### THE REQUEST
Leave out all pictures. Extract exactly the lines from the one containing "What does this" through the end of the data.

Start of RECORD EXCERPTS

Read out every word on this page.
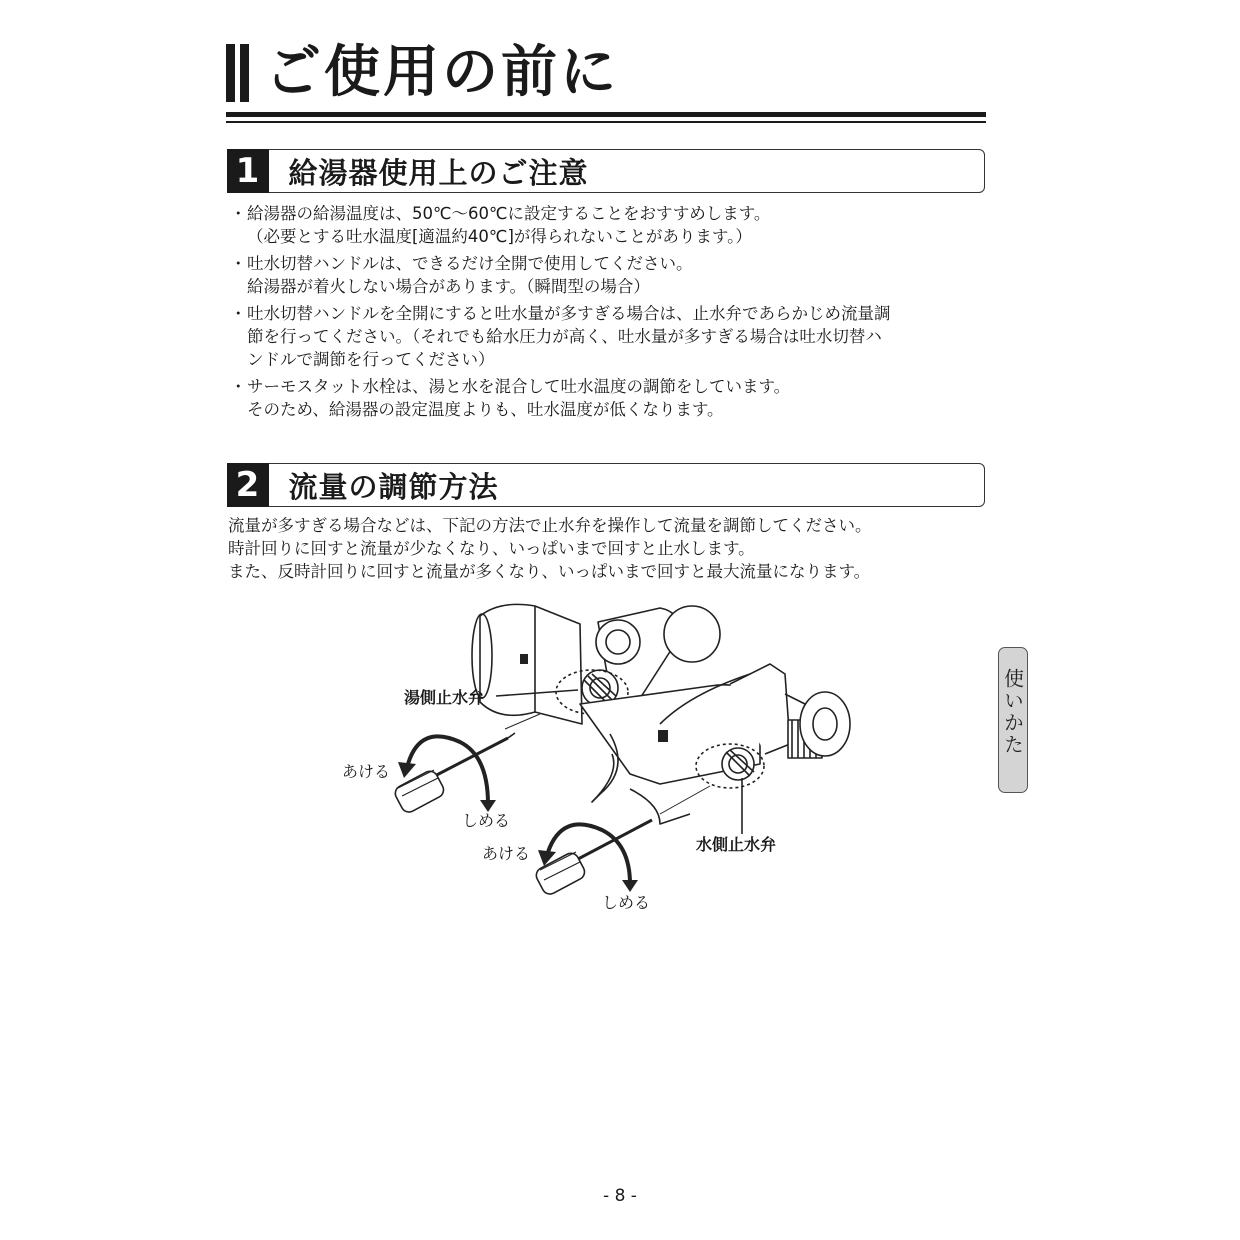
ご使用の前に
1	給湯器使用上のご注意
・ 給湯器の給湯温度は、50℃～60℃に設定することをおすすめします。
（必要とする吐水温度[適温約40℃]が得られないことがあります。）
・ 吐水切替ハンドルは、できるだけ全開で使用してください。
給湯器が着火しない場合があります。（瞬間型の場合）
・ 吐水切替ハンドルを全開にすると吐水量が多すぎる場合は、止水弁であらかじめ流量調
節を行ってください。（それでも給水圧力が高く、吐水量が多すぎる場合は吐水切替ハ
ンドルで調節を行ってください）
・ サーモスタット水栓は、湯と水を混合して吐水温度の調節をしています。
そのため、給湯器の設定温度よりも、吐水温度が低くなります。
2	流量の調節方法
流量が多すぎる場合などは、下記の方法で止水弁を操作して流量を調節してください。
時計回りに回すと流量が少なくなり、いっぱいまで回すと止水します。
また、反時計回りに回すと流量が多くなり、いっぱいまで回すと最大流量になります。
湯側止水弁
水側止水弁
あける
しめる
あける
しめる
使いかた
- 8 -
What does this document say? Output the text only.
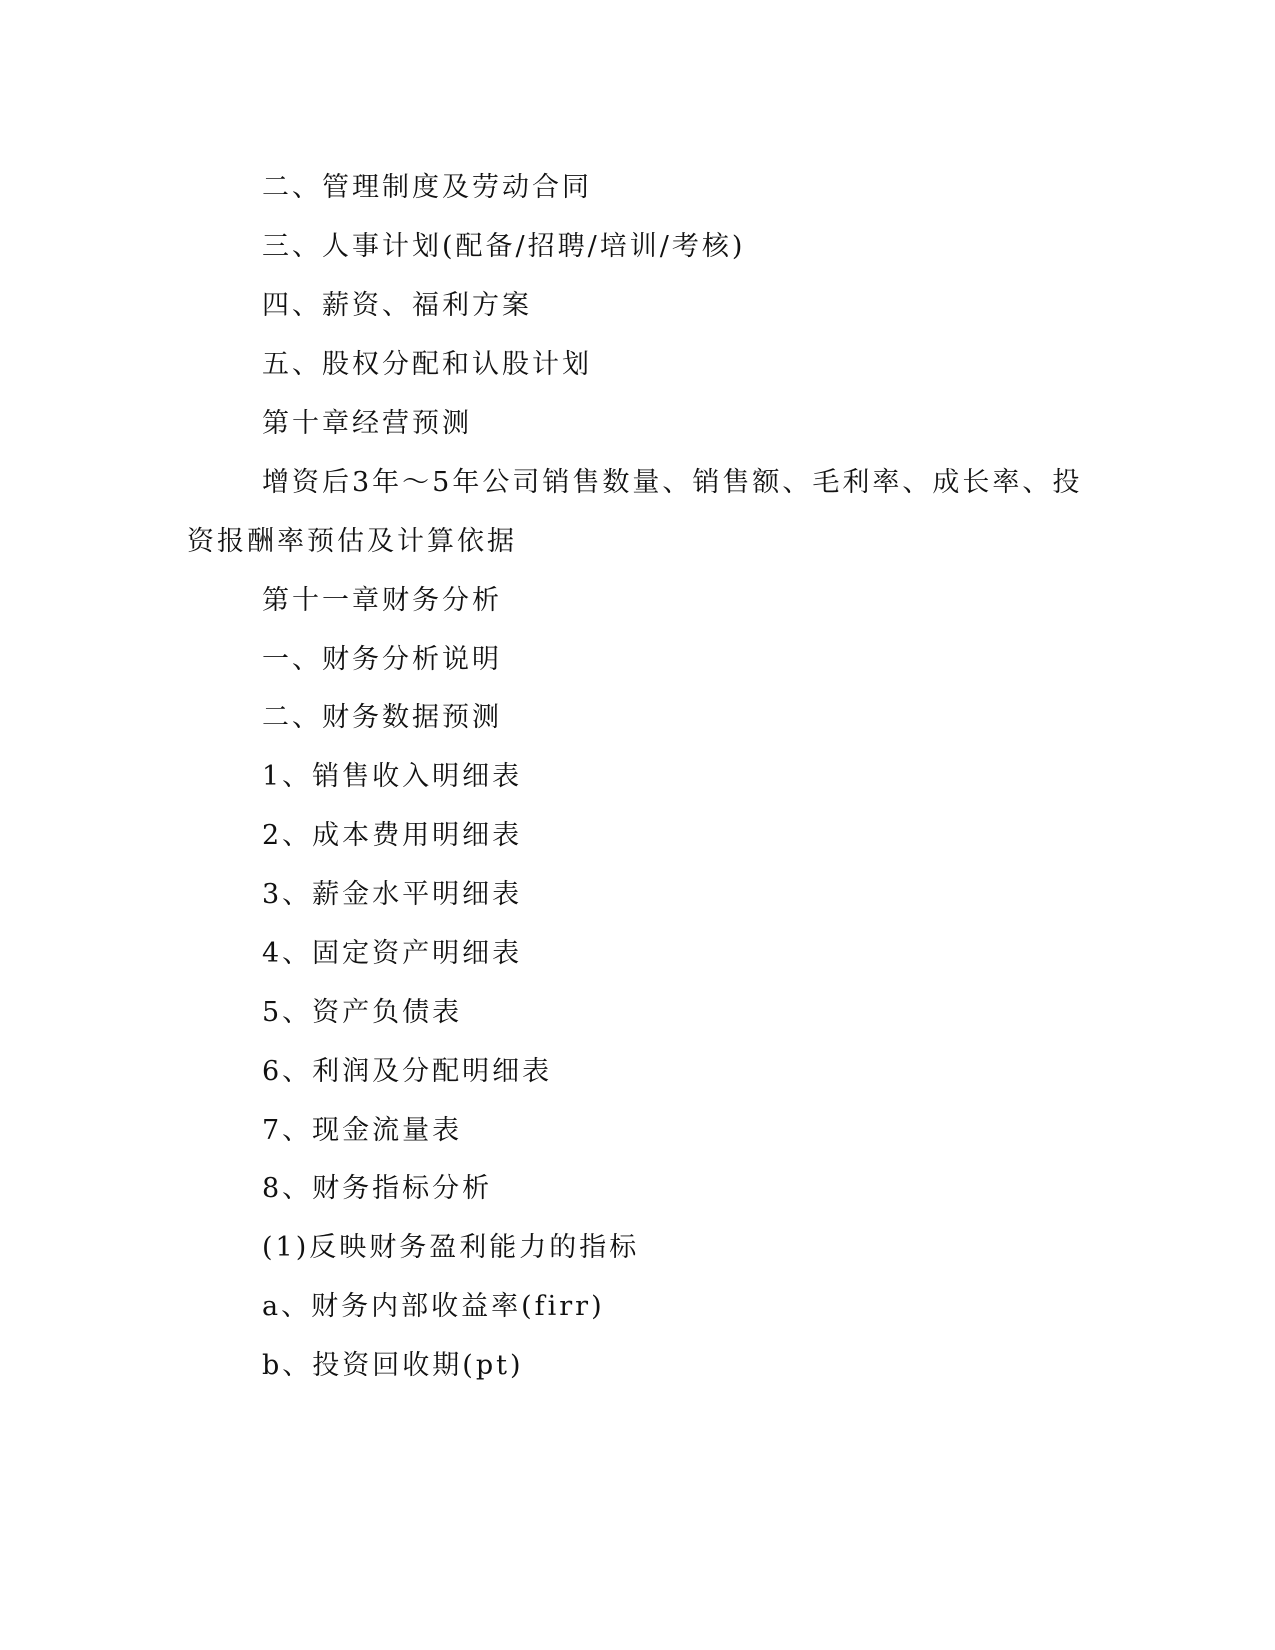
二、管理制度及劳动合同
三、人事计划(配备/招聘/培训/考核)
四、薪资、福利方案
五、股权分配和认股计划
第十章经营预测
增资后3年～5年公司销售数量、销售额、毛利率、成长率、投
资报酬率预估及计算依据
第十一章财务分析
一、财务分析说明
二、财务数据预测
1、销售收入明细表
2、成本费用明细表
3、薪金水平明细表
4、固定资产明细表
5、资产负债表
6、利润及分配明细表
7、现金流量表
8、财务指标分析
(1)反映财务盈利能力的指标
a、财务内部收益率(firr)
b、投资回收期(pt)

End of RECORD EXCERPTS

### SOLUTION FOR THIS TASK
What does this document say? Output the text only.
二、管理制度及劳动合同
三、人事计划(配备/招聘/培训/考核)
四、薪资、福利方案
五、股权分配和认股计划
第十章经营预测
增资后3年～5年公司销售数量、销售额、毛利率、成长率、投
资报酬率预估及计算依据
第十一章财务分析
一、财务分析说明
二、财务数据预测
1、销售收入明细表
2、成本费用明细表
3、薪金水平明细表
4、固定资产明细表
5、资产负债表
6、利润及分配明细表
7、现金流量表
8、财务指标分析
(1)反映财务盈利能力的指标
a、财务内部收益率(firr)
b、投资回收期(pt)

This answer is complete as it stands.